**Written exercise**
Copy out the listing that follows, exact in every word, and skip the images.

▬▬▬

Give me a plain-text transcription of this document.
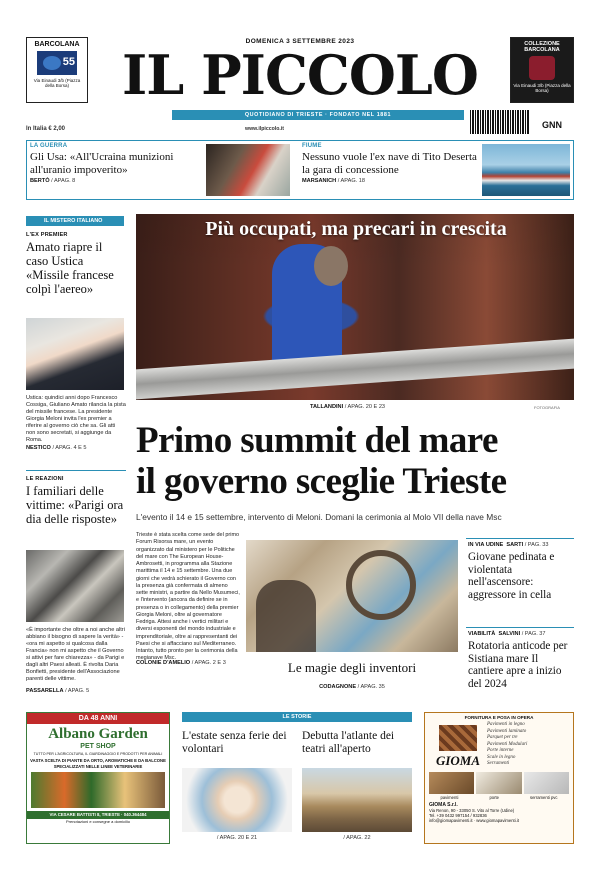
BARCOLANA
55
Via Einaudi 3/b (Piazza della Borsa)
DOMENICA 3 SETTEMBRE 2023
IL PICCOLO	COLLEZIONE BARCOLANA
Via Einaudi 3/b (Piazza della Borsa)
QUOTIDIANO DI TRIESTE · FONDATO NEL 1881
In Italia € 2,00	www.ilpiccolo.it	GNN
LA GUERRA
Gli Usa: «All'Ucraina munizioni all'uranio impoverito»
BERTÒ / APAG. 8
FIUME
Nessuno vuole l'ex nave di Tito Deserta la gara di concessione
MARSANICH / APAG. 18
IL MISTERO ITALIANO
L'EX PREMIER
Amato riapre il caso Ustica «Missile francese colpì l'aereo»
Ustica: quindici anni dopo Francesco Cossiga, Giuliano Amato rilancia la pista del missile francese. La presidente Giorgia Meloni invita l'ex premier a riferire al governo ciò che sa. Gli atti non sono secretati, si aggiunge da Roma.
NESTICO / APAG. 4 E 5
LE REAZIONI
I familiari delle vittime: «Parigi ora dia delle risposte»
«È importante che oltre a noi anche altri abbiano il bisogno di sapere la verità» - «ora mi aspetto si qualcosa dalla Francia» non mi aspetto che il Governo si attivi per fare chiarezza» - da Parigi e dagli altri Paesi alleati. È rivolta Daria Bonfietti, presidente dell'Associazione parenti delle vittime.
PASSARELLA / APAG. 5
Più occupati, ma precari in crescita
TALLANDINI / APAG. 20 E 23	FOTOGRAFIA
Primo summit del mare
il governo sceglie Trieste
L'evento il 14 e 15 settembre, intervento di Meloni. Domani la cerimonia al Molo VII della nave Msc
Trieste è stata scelta come sede del primo Forum Risorsa mare, un evento organizzato dal ministero per le Politiche del mare con The European House-Ambrosetti, in programma alla Stazione marittima il 14 e 15 settembre. Una due giorni che vedrà schierato il Governo con la presenza già confermata di almeno sette ministri, a partire da Nello Musumeci, e l'intervento (ancora da definire se in presenza o in collegamento) della premier Giorgia Meloni, oltre al governatore Fedriga. Attesi anche i vertici militari e diversi esponenti del mondo industriale e imprenditoriale, oltre ai rappresentanti dei Paesi che si affacciano sul Mediterraneo. Intanto, tutto pronto per la cerimonia della megianave Msc.
COLONIE D'AMELIO / APAG. 2 E 3	Le magie degli inventori
CODAGNONE / APAG. 35
IN VIA UDINE SARTI / PAG. 33
Giovane pedinata e violentata nell'ascensore: aggressore in cella
VIABILITÀ SALVINI / PAG. 37
Rotatoria anticode per Sistiana mare Il cantiere apre a inizio del 2024
DA 48 ANNI
Albano Garden
PET SHOP
TUTTO PER L'AGRICOLTURA, IL GIARDINAGGIO E PRODOTTI PER ANIMALI
VASTA SCELTA DI PIANTE DA ORTO, AROMATICHE E DA BALCONE
SPECIALIZZATI NELLE LINEE VETERINARIE
VIA CESARE BATTISTI 8, TRIESTE · 040.364484
Prenotazioni e consegne a domicilio
LE STORIE
L'estate senza ferie dei volontari
/ APAG. 20 E 21
Debutta l'atlante dei teatri all'aperto
/ APAG. 22
FORNITURA E POSA IN OPERA
GIOMA
Pavimenti in legno
Pavimenti laminato
Parquet per tre
Pavimenti Modulari
Porte interne
Scale in legno
Serramenti
pavimenti	porte	serramenti pvc
GIOMA S.r.l.
Via Renon, 90 - 33050 S. Vito al Torre (Udine)
Tel. +39 0432 997154 / 932836
info@giomapavimenti.it · www.giomapavimenti.it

▬▬▬

**Written answer**
Give me a plain-text transcription of this document.
BARCOLANA
55
Via Einaudi 3/b (Piazza della Borsa)
DOMENICA 3 SETTEMBRE 2023
IL PICCOLO	COLLEZIONE BARCOLANA
Via Einaudi 3/b (Piazza della Borsa)
QUOTIDIANO DI TRIESTE · FONDATO NEL 1881
In Italia € 2,00	www.ilpiccolo.it	GNN
LA GUERRA
Gli Usa: «All'Ucraina munizioni all'uranio impoverito»
BERTÒ / APAG. 8
FIUME
Nessuno vuole l'ex nave di Tito Deserta la gara di concessione
MARSANICH / APAG. 18
IL MISTERO ITALIANO
L'EX PREMIER
Amato riapre il caso Ustica «Missile francese colpì l'aereo»
Ustica: quindici anni dopo Francesco Cossiga, Giuliano Amato rilancia la pista del missile francese. La presidente Giorgia Meloni invita l'ex premier a riferire al governo ciò che sa. Gli atti non sono secretati, si aggiunge da Roma.
NESTICO / APAG. 4 E 5
LE REAZIONI
I familiari delle vittime: «Parigi ora dia delle risposte»
«È importante che oltre a noi anche altri abbiano il bisogno di sapere la verità» - «ora mi aspetto si qualcosa dalla Francia» non mi aspetto che il Governo si attivi per fare chiarezza» - da Parigi e dagli altri Paesi alleati. È rivolta Daria Bonfietti, presidente dell'Associazione parenti delle vittime.
PASSARELLA / APAG. 5
Più occupati, ma precari in crescita
TALLANDINI / APAG. 20 E 23	FOTOGRAFIA
Primo summit del mare
il governo sceglie Trieste
L'evento il 14 e 15 settembre, intervento di Meloni. Domani la cerimonia al Molo VII della nave Msc
Trieste è stata scelta come sede del primo Forum Risorsa mare, un evento organizzato dal ministero per le Politiche del mare con The European House-Ambrosetti, in programma alla Stazione marittima il 14 e 15 settembre. Una due giorni che vedrà schierato il Governo con la presenza già confermata di almeno sette ministri, a partire da Nello Musumeci, e l'intervento (ancora da definire se in presenza o in collegamento) della premier Giorgia Meloni, oltre al governatore Fedriga. Attesi anche i vertici militari e diversi esponenti del mondo industriale e imprenditoriale, oltre ai rappresentanti dei Paesi che si affacciano sul Mediterraneo. Intanto, tutto pronto per la cerimonia della megianave Msc.
COLONIE D'AMELIO / APAG. 2 E 3	Le magie degli inventori
CODAGNONE / APAG. 35
IN VIA UDINE SARTI / PAG. 33
Giovane pedinata e violentata nell'ascensore: aggressore in cella
VIABILITÀ SALVINI / PAG. 37
Rotatoria anticode per Sistiana mare Il cantiere apre a inizio del 2024
DA 48 ANNI
Albano Garden
PET SHOP
TUTTO PER L'AGRICOLTURA, IL GIARDINAGGIO E PRODOTTI PER ANIMALI
VASTA SCELTA DI PIANTE DA ORTO, AROMATICHE E DA BALCONE
SPECIALIZZATI NELLE LINEE VETERINARIE
VIA CESARE BATTISTI 8, TRIESTE · 040.364484
Prenotazioni e consegne a domicilio
LE STORIE
L'estate senza ferie dei volontari
/ APAG. 20 E 21
Debutta l'atlante dei teatri all'aperto
/ APAG. 22
FORNITURA E POSA IN OPERA
GIOMA
Pavimenti in legno
Pavimenti laminato
Parquet per tre
Pavimenti Modulari
Porte interne
Scale in legno
Serramenti
pavimenti	porte	serramenti pvc
GIOMA S.r.l.
Via Renon, 90 - 33050 S. Vito al Torre (Udine)
Tel. +39 0432 997154 / 932836
info@giomapavimenti.it · www.giomapavimenti.it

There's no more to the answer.